REQUIRED TASK:
Reproduce the entries exactly.

** Start EXCERPTED DATA **

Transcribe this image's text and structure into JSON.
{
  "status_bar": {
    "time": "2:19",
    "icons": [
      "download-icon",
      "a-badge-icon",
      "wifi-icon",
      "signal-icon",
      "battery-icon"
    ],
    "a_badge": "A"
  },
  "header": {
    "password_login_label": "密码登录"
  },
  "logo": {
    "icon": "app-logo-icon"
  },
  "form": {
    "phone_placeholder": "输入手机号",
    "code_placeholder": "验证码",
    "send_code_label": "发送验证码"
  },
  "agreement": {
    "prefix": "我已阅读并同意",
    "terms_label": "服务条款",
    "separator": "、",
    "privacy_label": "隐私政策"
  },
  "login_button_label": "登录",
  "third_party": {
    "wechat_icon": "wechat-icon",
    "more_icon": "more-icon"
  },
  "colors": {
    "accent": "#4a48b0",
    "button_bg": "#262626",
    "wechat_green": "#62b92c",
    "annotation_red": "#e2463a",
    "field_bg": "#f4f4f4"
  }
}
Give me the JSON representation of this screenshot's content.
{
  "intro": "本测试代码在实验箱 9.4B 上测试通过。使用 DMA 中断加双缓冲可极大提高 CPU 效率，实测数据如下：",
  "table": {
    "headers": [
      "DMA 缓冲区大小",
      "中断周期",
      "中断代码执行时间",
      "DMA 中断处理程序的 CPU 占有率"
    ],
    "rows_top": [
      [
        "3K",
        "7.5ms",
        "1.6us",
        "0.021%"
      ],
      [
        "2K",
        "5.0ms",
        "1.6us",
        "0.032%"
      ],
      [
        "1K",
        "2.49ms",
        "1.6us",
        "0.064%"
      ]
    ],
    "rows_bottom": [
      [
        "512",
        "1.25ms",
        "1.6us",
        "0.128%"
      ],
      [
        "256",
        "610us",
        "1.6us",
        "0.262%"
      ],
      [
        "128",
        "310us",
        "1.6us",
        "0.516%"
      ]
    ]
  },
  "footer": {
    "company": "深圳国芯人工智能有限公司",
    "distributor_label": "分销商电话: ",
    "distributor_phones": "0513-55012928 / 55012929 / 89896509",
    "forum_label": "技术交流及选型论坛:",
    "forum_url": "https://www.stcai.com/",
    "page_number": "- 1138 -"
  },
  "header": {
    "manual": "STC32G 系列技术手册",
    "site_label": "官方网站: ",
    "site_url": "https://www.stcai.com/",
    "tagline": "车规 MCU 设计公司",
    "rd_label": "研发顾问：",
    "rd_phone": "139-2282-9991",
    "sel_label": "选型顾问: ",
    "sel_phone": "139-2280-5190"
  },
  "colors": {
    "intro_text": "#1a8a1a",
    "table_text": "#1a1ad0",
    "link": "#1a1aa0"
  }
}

** End EXCERPTED DATA **

TASK SOLUTION:
Transcribe this image's text and structure into JSON.
{
  "status_bar": {
    "time": "2:19",
    "icons": [
      "download-icon",
      "a-badge-icon",
      "wifi-icon",
      "signal-icon",
      "battery-icon"
    ],
    "a_badge": "A"
  },
  "header": {
    "password_login_label": "密码登录"
  },
  "logo": {
    "icon": "app-logo-icon"
  },
  "form": {
    "phone_placeholder": "输入手机号",
    "code_placeholder": "验证码",
    "send_code_label": "发送验证码"
  },
  "agreement": {
    "prefix": "我已阅读并同意",
    "terms_label": "服务条款",
    "separator": "、",
    "privacy_label": "隐私政策"
  },
  "login_button_label": "登录",
  "third_party": {
    "wechat_icon": "wechat-icon",
    "more_icon": "more-icon"
  },
  "colors": {
    "accent": "#4a48b0",
    "button_bg": "#262626",
    "wechat_green": "#62b92c",
    "annotation_red": "#e2463a",
    "field_bg": "#f4f4f4"
  }
}
Give me the JSON representation of this screenshot's content.
{
  "intro": "本测试代码在实验箱 9.4B 上测试通过。使用 DMA 中断加双缓冲可极大提高 CPU 效率，实测数据如下：",
  "table": {
    "headers": [
      "DMA 缓冲区大小",
      "中断周期",
      "中断代码执行时间",
      "DMA 中断处理程序的 CPU 占有率"
    ],
    "rows_top": [
      [
        "3K",
        "7.5ms",
        "1.6us",
        "0.021%"
      ],
      [
        "2K",
        "5.0ms",
        "1.6us",
        "0.032%"
      ],
      [
        "1K",
        "2.49ms",
        "1.6us",
        "0.064%"
      ]
    ],
    "rows_bottom": [
      [
        "512",
        "1.25ms",
        "1.6us",
        "0.128%"
      ],
      [
        "256",
        "610us",
        "1.6us",
        "0.262%"
      ],
      [
        "128",
        "310us",
        "1.6us",
        "0.516%"
      ]
    ]
  },
  "footer": {
    "company": "深圳国芯人工智能有限公司",
    "distributor_label": "分销商电话: ",
    "distributor_phones": "0513-55012928 / 55012929 / 89896509",
    "forum_label": "技术交流及选型论坛:",
    "forum_url": "https://www.stcai.com/",
    "page_number": "- 1138 -"
  },
  "header": {
    "manual": "STC32G 系列技术手册",
    "site_label": "官方网站: ",
    "site_url": "https://www.stcai.com/",
    "tagline": "车规 MCU 设计公司",
    "rd_label": "研发顾问：",
    "rd_phone": "139-2282-9991",
    "sel_label": "选型顾问: ",
    "sel_phone": "139-2280-5190"
  },
  "colors": {
    "intro_text": "#1a8a1a",
    "table_text": "#1a1ad0",
    "link": "#1a1aa0"
  }
}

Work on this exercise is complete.